**Exercise aim:** Below are some records. Write out the lines from the one containing "OCR this image." to the last line, word for word, leaving out pictures.

**Material supplied:**
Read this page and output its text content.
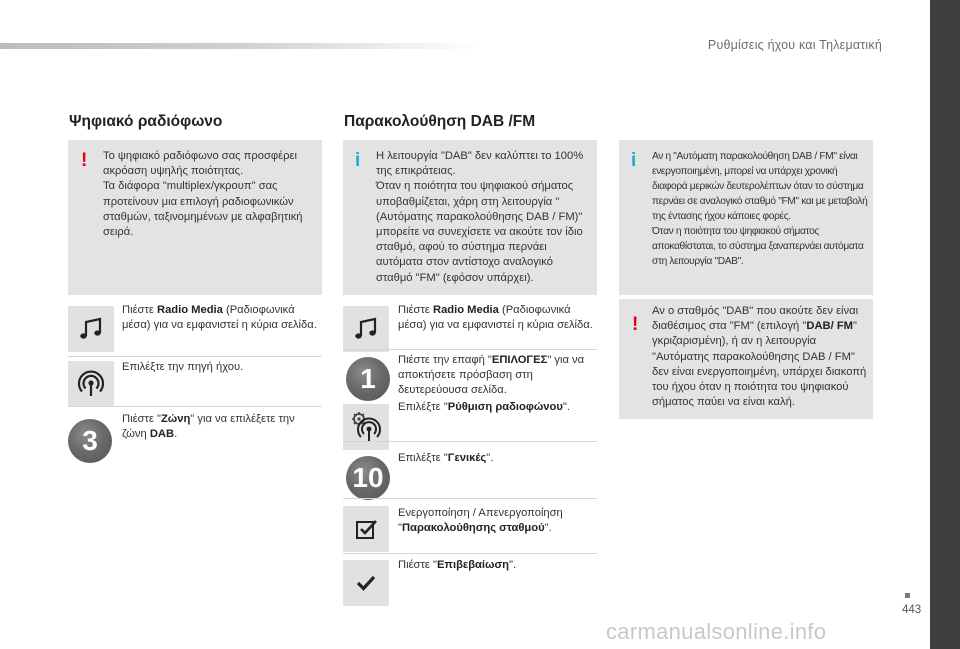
Ρυθμίσεις ήχου και Τηλεματική
Ψηφιακό ραδιόφωνο
! Το ψηφιακό ραδιόφωνο σας προσφέρει ακρόαση υψηλής ποιότητας.
Τα διάφορα "multiplex/γκρουπ" σας προτείνουν μια επιλογή ραδιοφωνικών σταθμών, ταξινομημένων με αλφαβητική σειρά.
Πιέστε Radio Media (Ραδιοφωνικά μέσα) για να εμφανιστεί η κύρια σελίδα.
Επιλέξτε την πηγή ήχου.
3
Πιέστε "Ζώνη" για να επιλέξετε την ζώνη DAB.
Παρακολούθηση DAB /FM
i Η λειτουργία "DAB" δεν καλύπτει το 100% της επικράτειας.
Όταν η ποιότητα του ψηφιακού σήματος υποβαθμίζεται, χάρη στη λειτουργία "(Αυτόματης παρακολούθησης DAB / FM)" μπορείτε να συνεχίσετε να ακούτε τον ίδιο σταθμό, αφού το σύστημα περνάει αυτόματα στον αντίστοχο αναλογικό σταθμό "FM" (εφόσον υπάρχει).
Πιέστε Radio Media (Ραδιοφωνικά μέσα) για να εμφανιστεί η κύρια σελίδα.
1
Πιέστε την επαφή "ΕΠΙΛΟΓΕΣ" για να αποκτήσετε πρόσβαση στη δευτερεύουσα σελίδα.
Επιλέξτε "Ρύθμιση ραδιοφώνου".
10
Επιλέξτε "Γενικές".
Ενεργοποίηση / Απενεργοποίηση "Παρακολούθησης σταθμού".
Πιέστε "Επιβεβαίωση".
i Αν η "Αυτόματη παρακολούθηση DAB / FM" είναι ενεργοποιημένη, μπορεί να υπάρχει χρονική διαφορά μερικών δευτερολέπτων όταν το σύστημα περνάει σε αναλογικό σταθμό "FM" και με μεταβολή της έντασης ήχου κάποιες φορές.
Όταν η ποιότητα του ψηφιακού σήματος αποκαθίσταται, το σύστημα ξαναπερνάει αυτόματα στη λειτουργία "DAB".
!
Αν ο σταθμός "DAB" που ακούτε δεν είναι διαθέσιμος στα "FM" (επιλογή "DAB/ FM" γκριζαρισμένη), ή αν η λειτουργία "Αυτόματης παρακολούθησης DAB / FM" δεν είναι ενεργοποιημένη, υπάρχει διακοπή του ήχου όταν η ποιότητα του ψηφιακού σήματος παύει να είναι καλή.
443
carmanualsonline.info
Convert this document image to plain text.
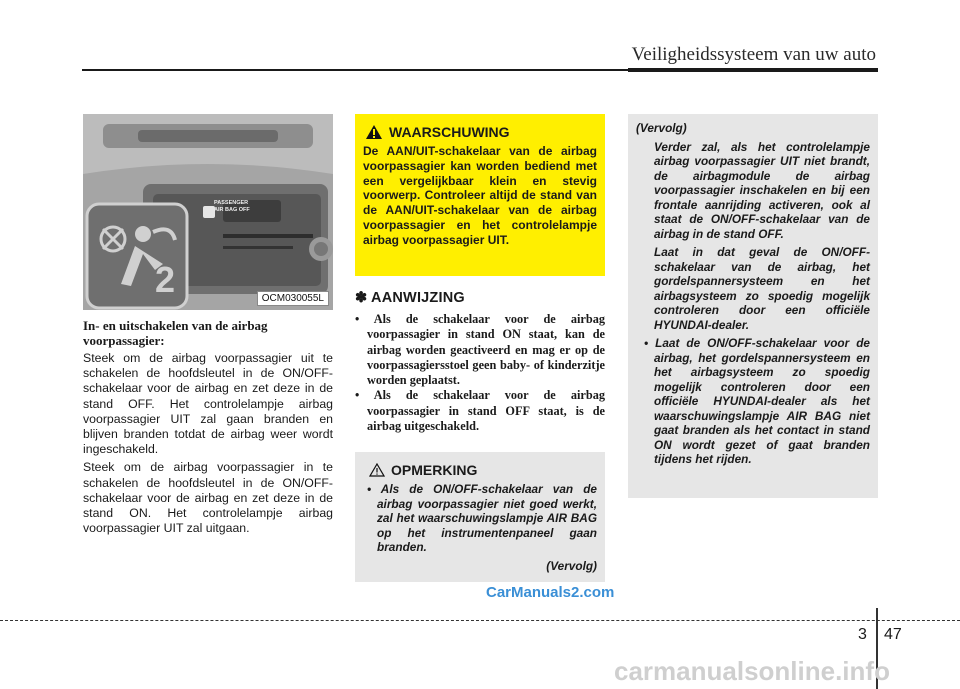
Veiligheidssysteem van uw auto
PASSENGER
AIR BAG OFF
2	OCM030055L

In- en uitschakelen van de airbag voorpassagier:

Steek om de airbag voorpassagier uit te schakelen de hoofdsleutel in de ON/OFF-schakelaar voor de airbag en zet deze in de stand OFF. Het controlelampje airbag voorpassagier UIT zal gaan branden en blijven branden totdat de airbag weer wordt ingeschakeld.

Steek om de airbag voorpassagier in te schakelen de hoofdsleutel in de ON/OFF-schakelaar voor de airbag en zet deze in de stand ON. Het controlelampje airbag voorpassagier UIT zal uitgaan.

WAARSCHUWING

De AAN/UIT-schakelaar van de airbag voorpassagier kan worden bediend met een vergelijkbaar klein en stevig voorwerp. Controleer altijd de stand van de AAN/UIT-schakelaar van de airbag voorpassagier en het controlelampje airbag voorpassagier UIT.

✽ AANWIJZING

• Als de schakelaar voor de airbag voorpassagier in stand ON staat, kan de airbag worden geactiveerd en mag er op de voorpassagiersstoel geen baby- of kinderzitje worden geplaatst.
• Als de schakelaar voor de airbag voorpassagier in stand OFF staat, is de airbag uitgeschakeld.
OPMERKING

• Als de ON/OFF-schakelaar van de airbag voorpassagier niet goed werkt, zal het waarschuwingslampje AIR BAG op het instrumentenpaneel gaan branden.

(Vervolg)

(Vervolg)

Verder zal, als het controlelampje airbag voorpassagier UIT niet brandt, de airbagmodule de airbag voorpassagier inschakelen en bij een frontale aanrijding activeren, ook al staat de ON/OFF-schakelaar van de airbag in de stand OFF.

Laat in dat geval de ON/OFF-schakelaar van de airbag, het gordelspannersysteem en het airbagsysteem zo spoedig mogelijk controleren door een officiële HYUNDAI-dealer.

• Laat de ON/OFF-schakelaar voor de airbag, het gordelspannersysteem en het airbagsysteem zo spoedig mogelijk controleren door een officiële HYUNDAI-dealer als het waarschuwingslampje AIR BAG niet gaat branden als het contact in stand ON wordt gezet of gaat branden tijdens het rijden.

CarManuals2.com
3 47
carmanualsonline.info
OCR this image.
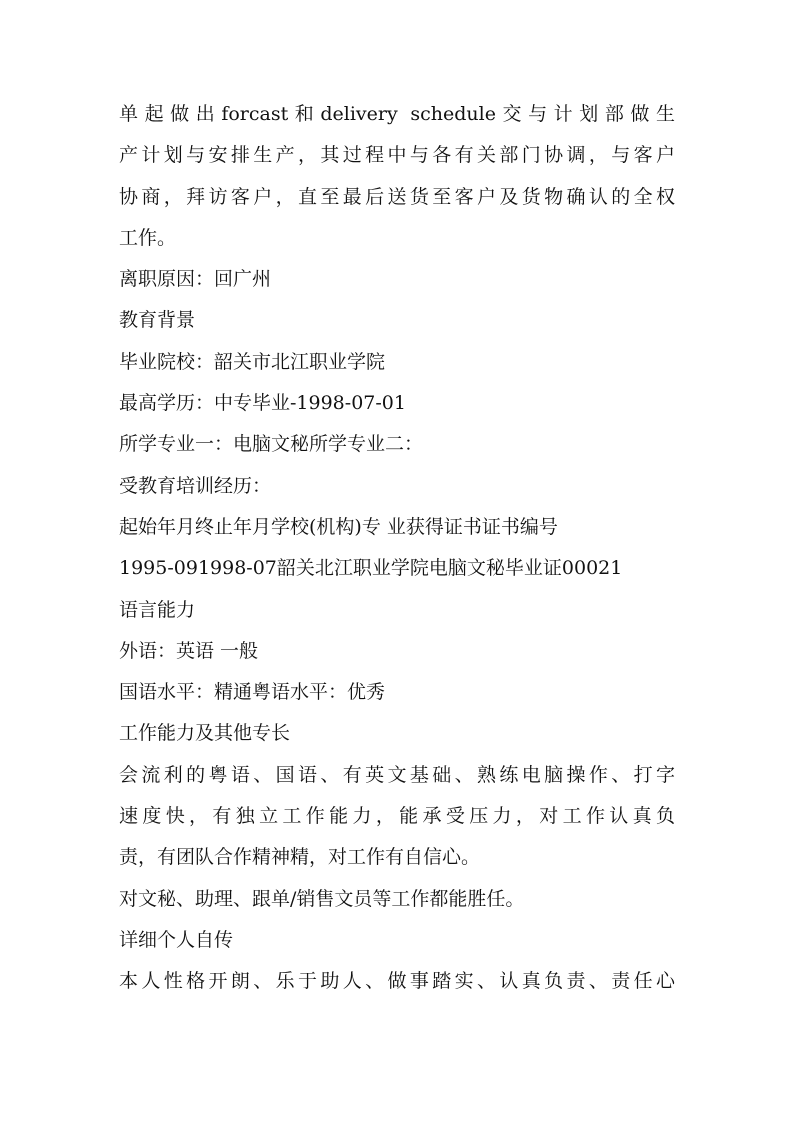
单起做出forcast和delivery schedule交与计划部做生
产计划与安排生产，其过程中与各有关部门协调，与客户
协商，拜访客户，直至最后送货至客户及货物确认的全权
工作。
离职原因：回广州
教育背景
毕业院校：韶关市北江职业学院
最高学历：中专毕业-1998-07-01
所学专业一：电脑文秘所学专业二：
受教育培训经历：
起始年月终止年月学校(机构)专 业获得证书证书编号
1995-091998-07韶关北江职业学院电脑文秘毕业证00021
语言能力
外语：英语 一般
国语水平：精通粤语水平：优秀
工作能力及其他专长
会流利的粤语、国语、有英文基础、熟练电脑操作、打字
速度快，有独立工作能力，能承受压力，对工作认真负
责，有团队合作精神精，对工作有自信心。
对文秘、助理、跟单/销售文员等工作都能胜任。
详细个人自传
本人性格开朗、乐于助人、做事踏实、认真负责、责任心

**Response to this task:**
OCR this image.
单起做出forcast和delivery schedule交与计划部做生
产计划与安排生产，其过程中与各有关部门协调，与客户
协商，拜访客户，直至最后送货至客户及货物确认的全权
工作。
离职原因：回广州
教育背景
毕业院校：韶关市北江职业学院
最高学历：中专毕业-1998-07-01
所学专业一：电脑文秘所学专业二：
受教育培训经历：
起始年月终止年月学校(机构)专 业获得证书证书编号
1995-091998-07韶关北江职业学院电脑文秘毕业证00021
语言能力
外语：英语 一般
国语水平：精通粤语水平：优秀
工作能力及其他专长
会流利的粤语、国语、有英文基础、熟练电脑操作、打字
速度快，有独立工作能力，能承受压力，对工作认真负
责，有团队合作精神精，对工作有自信心。
对文秘、助理、跟单/销售文员等工作都能胜任。
详细个人自传
本人性格开朗、乐于助人、做事踏实、认真负责、责任心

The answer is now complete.